**Set task**
Skip the pictures. Copy all the rest of the records down exactly.
-- start --
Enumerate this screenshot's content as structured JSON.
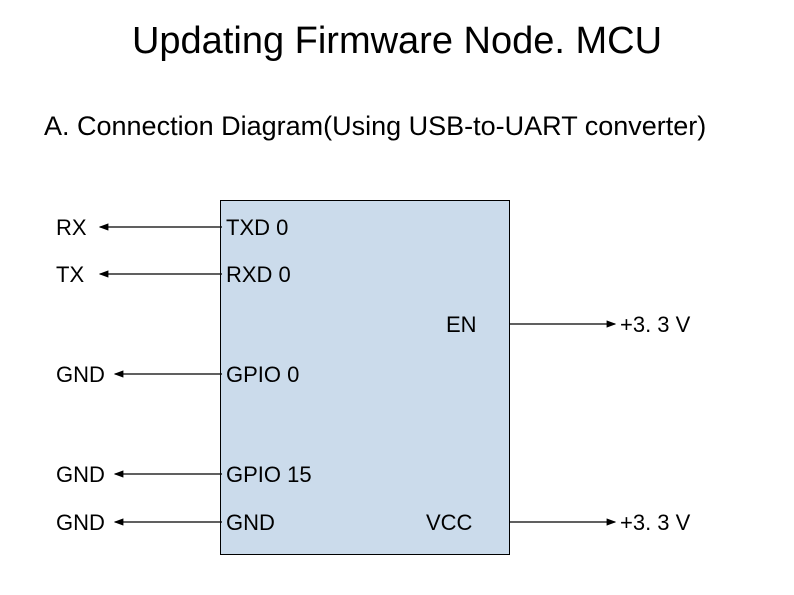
{
  "title": "Updating Firmware Node. MCU",
  "subtitle": "A. Connection Diagram(Using USB-to-UART converter)",
  "leftLabels": {
    "rx": "RX",
    "tx": "TX",
    "gnd1": "GND",
    "gnd2": "GND",
    "gnd3": "GND"
  },
  "boxLabels": {
    "txd0": "TXD 0",
    "rxd0": "RXD 0",
    "en": "EN",
    "gpio0": "GPIO 0",
    "gpio15": "GPIO 15",
    "gnd": "GND",
    "vcc": "VCC"
  },
  "rightLabels": {
    "v33a": "+3. 3 V",
    "v33b": "+3. 3 V"
  }
}
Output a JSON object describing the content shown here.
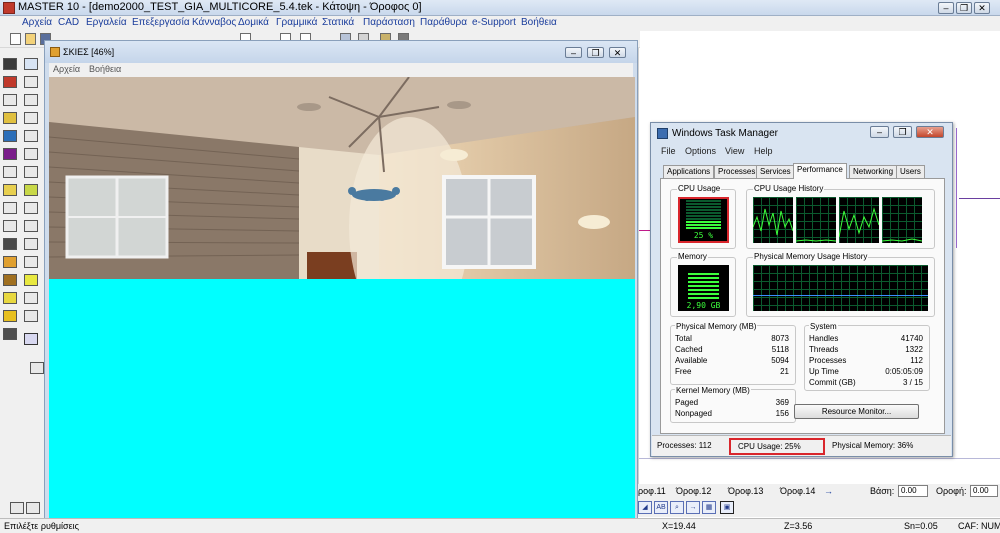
{
  "main_window": {
    "title": "MASTER 10 - [demo2000_TEST_GIA_MULTICORE_5.4.tek - Κάτοψη - Όροφος 0]"
  },
  "menu": [
    "Αρχεία",
    "CAD",
    "Εργαλεία",
    "Επεξεργασία",
    "Κάνναβος",
    "Δομικά",
    "Γραμμικά",
    "Στατικά",
    "Παράσταση",
    "Παράθυρα",
    "e-Support",
    "Βοήθεια"
  ],
  "render_window": {
    "title": "ΣΚΙΕΣ [46%]",
    "menu": [
      "Αρχεία",
      "Βοήθεια"
    ]
  },
  "task_manager": {
    "title": "Windows Task Manager",
    "menu": [
      "File",
      "Options",
      "View",
      "Help"
    ],
    "tabs": [
      "Applications",
      "Processes",
      "Services",
      "Performance",
      "Networking",
      "Users"
    ],
    "active_tab": "Performance",
    "cpu_usage": {
      "title": "CPU Usage",
      "value": "25 %",
      "fraction": 0.25
    },
    "cpu_history": {
      "title": "CPU Usage History"
    },
    "memory": {
      "title": "Memory",
      "value": "2,90 GB"
    },
    "memory_history": {
      "title": "Physical Memory Usage History"
    },
    "physical_memory": {
      "title": "Physical Memory (MB)",
      "rows": [
        {
          "label": "Total",
          "value": "8073"
        },
        {
          "label": "Cached",
          "value": "5118"
        },
        {
          "label": "Available",
          "value": "5094"
        },
        {
          "label": "Free",
          "value": "21"
        }
      ]
    },
    "kernel_memory": {
      "title": "Kernel Memory (MB)",
      "rows": [
        {
          "label": "Paged",
          "value": "369"
        },
        {
          "label": "Nonpaged",
          "value": "156"
        }
      ]
    },
    "system": {
      "title": "System",
      "rows": [
        {
          "label": "Handles",
          "value": "41740"
        },
        {
          "label": "Threads",
          "value": "1322"
        },
        {
          "label": "Processes",
          "value": "112"
        },
        {
          "label": "Up Time",
          "value": "0:05:05:09"
        },
        {
          "label": "Commit (GB)",
          "value": "3 / 15"
        }
      ]
    },
    "resource_monitor_button": "Resource Monitor...",
    "status": {
      "processes": "Processes: 112",
      "cpu": "CPU Usage: 25%",
      "memory": "Physical Memory: 36%"
    }
  },
  "floor_tabs": [
    "ροφ.11",
    "Όροφ.12",
    "Όροφ.13",
    "Όροφ.14"
  ],
  "fields": {
    "base_label": "Βάση:",
    "base_value": "0.00",
    "ceiling_label": "Οροφή:",
    "ceiling_value": "0.00"
  },
  "statusbar": {
    "hint": "Επιλέξτε ρυθμίσεις",
    "x": "X=19.44",
    "z": "Z=3.56",
    "sn": "Sn=0.05",
    "caps": "CAF: NUM"
  },
  "colors": {
    "cyan_fill": "#00ffff",
    "highlight_red": "#d9262c",
    "meter_green": "#3cff3c"
  }
}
-- end --
**Full answer**
Enumerate this screenshot's content as structured JSON.
{
  "title": "Updating Firmware Node. MCU",
  "subtitle": "A. Connection Diagram(Using USB-to-UART converter)",
  "leftLabels": {
    "rx": "RX",
    "tx": "TX",
    "gnd1": "GND",
    "gnd2": "GND",
    "gnd3": "GND"
  },
  "boxLabels": {
    "txd0": "TXD 0",
    "rxd0": "RXD 0",
    "en": "EN",
    "gpio0": "GPIO 0",
    "gpio15": "GPIO 15",
    "gnd": "GND",
    "vcc": "VCC"
  },
  "rightLabels": {
    "v33a": "+3. 3 V",
    "v33b": "+3. 3 V"
  }
}
Output a JSON object describing the content shown here.
{
  "main_window": {
    "title": "MASTER 10 - [demo2000_TEST_GIA_MULTICORE_5.4.tek - Κάτοψη - Όροφος 0]"
  },
  "menu": [
    "Αρχεία",
    "CAD",
    "Εργαλεία",
    "Επεξεργασία",
    "Κάνναβος",
    "Δομικά",
    "Γραμμικά",
    "Στατικά",
    "Παράσταση",
    "Παράθυρα",
    "e-Support",
    "Βοήθεια"
  ],
  "render_window": {
    "title": "ΣΚΙΕΣ [46%]",
    "menu": [
      "Αρχεία",
      "Βοήθεια"
    ]
  },
  "task_manager": {
    "title": "Windows Task Manager",
    "menu": [
      "File",
      "Options",
      "View",
      "Help"
    ],
    "tabs": [
      "Applications",
      "Processes",
      "Services",
      "Performance",
      "Networking",
      "Users"
    ],
    "active_tab": "Performance",
    "cpu_usage": {
      "title": "CPU Usage",
      "value": "25 %",
      "fraction": 0.25
    },
    "cpu_history": {
      "title": "CPU Usage History"
    },
    "memory": {
      "title": "Memory",
      "value": "2,90 GB"
    },
    "memory_history": {
      "title": "Physical Memory Usage History"
    },
    "physical_memory": {
      "title": "Physical Memory (MB)",
      "rows": [
        {
          "label": "Total",
          "value": "8073"
        },
        {
          "label": "Cached",
          "value": "5118"
        },
        {
          "label": "Available",
          "value": "5094"
        },
        {
          "label": "Free",
          "value": "21"
        }
      ]
    },
    "kernel_memory": {
      "title": "Kernel Memory (MB)",
      "rows": [
        {
          "label": "Paged",
          "value": "369"
        },
        {
          "label": "Nonpaged",
          "value": "156"
        }
      ]
    },
    "system": {
      "title": "System",
      "rows": [
        {
          "label": "Handles",
          "value": "41740"
        },
        {
          "label": "Threads",
          "value": "1322"
        },
        {
          "label": "Processes",
          "value": "112"
        },
        {
          "label": "Up Time",
          "value": "0:05:05:09"
        },
        {
          "label": "Commit (GB)",
          "value": "3 / 15"
        }
      ]
    },
    "resource_monitor_button": "Resource Monitor...",
    "status": {
      "processes": "Processes: 112",
      "cpu": "CPU Usage: 25%",
      "memory": "Physical Memory: 36%"
    }
  },
  "floor_tabs": [
    "ροφ.11",
    "Όροφ.12",
    "Όροφ.13",
    "Όροφ.14"
  ],
  "fields": {
    "base_label": "Βάση:",
    "base_value": "0.00",
    "ceiling_label": "Οροφή:",
    "ceiling_value": "0.00"
  },
  "statusbar": {
    "hint": "Επιλέξτε ρυθμίσεις",
    "x": "X=19.44",
    "z": "Z=3.56",
    "sn": "Sn=0.05",
    "caps": "CAF: NUM"
  },
  "colors": {
    "cyan_fill": "#00ffff",
    "highlight_red": "#d9262c",
    "meter_green": "#3cff3c"
  }
}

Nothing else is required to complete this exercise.